### Provided records
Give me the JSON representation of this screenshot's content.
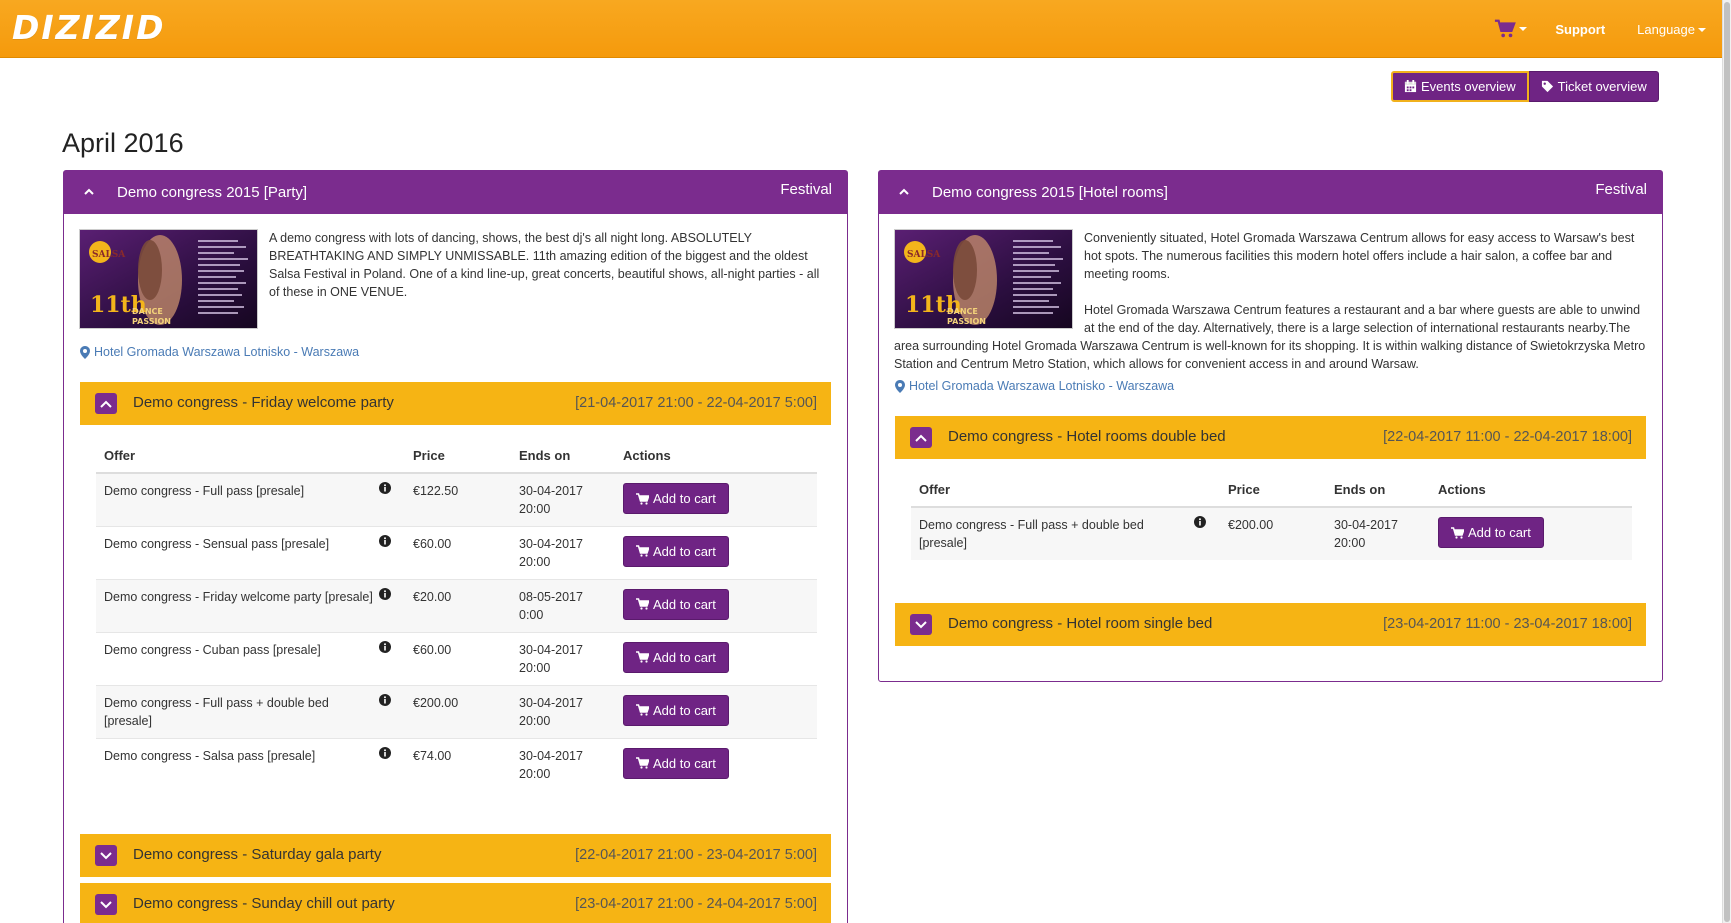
{
  "nav": {
    "logo": "DIZIZID",
    "support": "Support",
    "language": "Language"
  },
  "actions": {
    "events_overview": "Events overview",
    "ticket_overview": "Ticket overview"
  },
  "month": "April 2016",
  "left": {
    "title": "Demo congress 2015 [Party]",
    "type": "Festival",
    "description": "A demo congress with lots of dancing, shows, the best dj's all night long. ABSOLUTELY BREATHTAKING AND SIMPLY UNMISSABLE. 11th amazing edition of the biggest and the oldest Salsa Festival in Poland. One of a kind line-up, great concerts, beautiful shows, all-night parties - all of these in ONE VENUE.",
    "location": "Hotel Gromada Warszawa Lotnisko - Warszawa",
    "sub1": {
      "title": "Demo congress - Friday welcome party",
      "dates": "[21-04-2017 21:00 - 22-04-2017 5:00]"
    },
    "columns": [
      "Offer",
      "Price",
      "Ends on",
      "Actions"
    ],
    "rows": [
      {
        "offer": "Demo congress - Full pass [presale]",
        "price": "€122.50",
        "ends1": "30-04-2017",
        "ends2": "20:00",
        "action": "Add to cart"
      },
      {
        "offer": "Demo congress - Sensual pass [presale]",
        "price": "€60.00",
        "ends1": "30-04-2017",
        "ends2": "20:00",
        "action": "Add to cart"
      },
      {
        "offer": "Demo congress - Friday welcome party [presale]",
        "price": "€20.00",
        "ends1": "08-05-2017",
        "ends2": "0:00",
        "action": "Add to cart"
      },
      {
        "offer": "Demo congress - Cuban pass [presale]",
        "price": "€60.00",
        "ends1": "30-04-2017",
        "ends2": "20:00",
        "action": "Add to cart"
      },
      {
        "offer": "Demo congress - Full pass + double bed [presale]",
        "price": "€200.00",
        "ends1": "30-04-2017",
        "ends2": "20:00",
        "action": "Add to cart"
      },
      {
        "offer": "Demo congress - Salsa pass [presale]",
        "price": "€74.00",
        "ends1": "30-04-2017",
        "ends2": "20:00",
        "action": "Add to cart"
      }
    ],
    "sub2": {
      "title": "Demo congress - Saturday gala party",
      "dates": "[22-04-2017 21:00 - 23-04-2017 5:00]"
    },
    "sub3": {
      "title": "Demo congress - Sunday chill out party",
      "dates": "[23-04-2017 21:00 - 24-04-2017 5:00]"
    }
  },
  "right": {
    "title": "Demo congress 2015 [Hotel rooms]",
    "type": "Festival",
    "description1": "Conveniently situated, Hotel Gromada Warszawa Centrum allows for easy access to Warsaw's best hot spots. The numerous facilities this modern hotel offers include a hair salon, a coffee bar and meeting rooms.",
    "description2": "Hotel Gromada Warszawa Centrum features a restaurant and a bar where guests are able to unwind at the end of the day. Alternatively, there is a large selection of international restaurants nearby.The area surrounding Hotel Gromada Warszawa Centrum is well-known for its shopping. It is within walking distance of Swietokrzyska Metro Station and Centrum Metro Station, which allows for convenient access in and around Warsaw.",
    "location": "Hotel Gromada Warszawa Lotnisko - Warszawa",
    "sub1": {
      "title": "Demo congress - Hotel rooms double bed",
      "dates": "[22-04-2017 11:00 - 22-04-2017 18:00]"
    },
    "columns": [
      "Offer",
      "Price",
      "Ends on",
      "Actions"
    ],
    "rows": [
      {
        "offer": "Demo congress - Full pass + double bed [presale]",
        "price": "€200.00",
        "ends1": "30-04-2017",
        "ends2": "20:00",
        "action": "Add to cart"
      }
    ],
    "sub2": {
      "title": "Demo congress - Hotel room single bed",
      "dates": "[23-04-2017 11:00 - 23-04-2017 18:00]"
    }
  },
  "image_banner": {
    "brand": "SALSA FESTIVAL",
    "edition": "11th",
    "line1": "DANCE",
    "line2": "PASSION",
    "city": "Warsaw"
  },
  "colors": {
    "purple": "#7b2c8e",
    "orange": "#f6b414",
    "nav_orange": "#f7a11a",
    "link": "#4a7bb5"
  }
}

### The exercise
Which lines hold the word "Friday"? Copy every one of them.

### Exercise result
      "title": "Demo congress - Friday welcome party",
        "offer": "Demo congress - Friday welcome party [presale]",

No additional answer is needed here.